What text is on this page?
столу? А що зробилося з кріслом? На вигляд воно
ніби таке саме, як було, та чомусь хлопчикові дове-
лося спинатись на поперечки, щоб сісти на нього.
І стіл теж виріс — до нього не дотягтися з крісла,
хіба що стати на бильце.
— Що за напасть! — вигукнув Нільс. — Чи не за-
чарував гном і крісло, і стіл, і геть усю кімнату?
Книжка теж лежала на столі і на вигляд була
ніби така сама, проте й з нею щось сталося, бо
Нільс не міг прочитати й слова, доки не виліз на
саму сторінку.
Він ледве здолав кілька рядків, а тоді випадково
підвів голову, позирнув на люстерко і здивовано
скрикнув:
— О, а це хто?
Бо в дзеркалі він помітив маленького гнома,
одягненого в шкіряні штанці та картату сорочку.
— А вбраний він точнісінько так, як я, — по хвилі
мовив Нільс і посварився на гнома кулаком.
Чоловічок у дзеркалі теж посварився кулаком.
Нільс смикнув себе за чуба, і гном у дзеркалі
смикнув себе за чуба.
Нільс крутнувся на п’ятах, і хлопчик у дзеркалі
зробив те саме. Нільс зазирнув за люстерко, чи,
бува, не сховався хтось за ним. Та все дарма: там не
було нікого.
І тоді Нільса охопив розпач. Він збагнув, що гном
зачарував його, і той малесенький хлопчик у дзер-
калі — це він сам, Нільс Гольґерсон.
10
============================================================
Aim of the exercise ▸
Reproduce each entry word for word.

Response to this task ▸
What text is on this page?
столу? А що зробилося з кріслом? На вигляд воно
ніби таке саме, як було, та чомусь хлопчикові дове-
лося спинатись на поперечки, щоб сісти на нього.
І стіл теж виріс — до нього не дотягтися з крісла,
хіба що стати на бильце.
— Що за напасть! — вигукнув Нільс. — Чи не за-
чарував гном і крісло, і стіл, і геть усю кімнату?
Книжка теж лежала на столі і на вигляд була
ніби така сама, проте й з нею щось сталося, бо
Нільс не міг прочитати й слова, доки не виліз на
саму сторінку.
Він ледве здолав кілька рядків, а тоді випадково
підвів голову, позирнув на люстерко і здивовано
скрикнув:
— О, а це хто?
Бо в дзеркалі він помітив маленького гнома,
одягненого в шкіряні штанці та картату сорочку.
— А вбраний він точнісінько так, як я, — по хвилі
мовив Нільс і посварився на гнома кулаком.
Чоловічок у дзеркалі теж посварився кулаком.
Нільс смикнув себе за чуба, і гном у дзеркалі
смикнув себе за чуба.
Нільс крутнувся на п’ятах, і хлопчик у дзеркалі
зробив те саме. Нільс зазирнув за люстерко, чи,
бува, не сховався хтось за ним. Та все дарма: там не
було нікого.
І тоді Нільса охопив розпач. Він збагнув, що гном
зачарував його, і той малесенький хлопчик у дзер-
калі — це він сам, Нільс Гольґерсон.
10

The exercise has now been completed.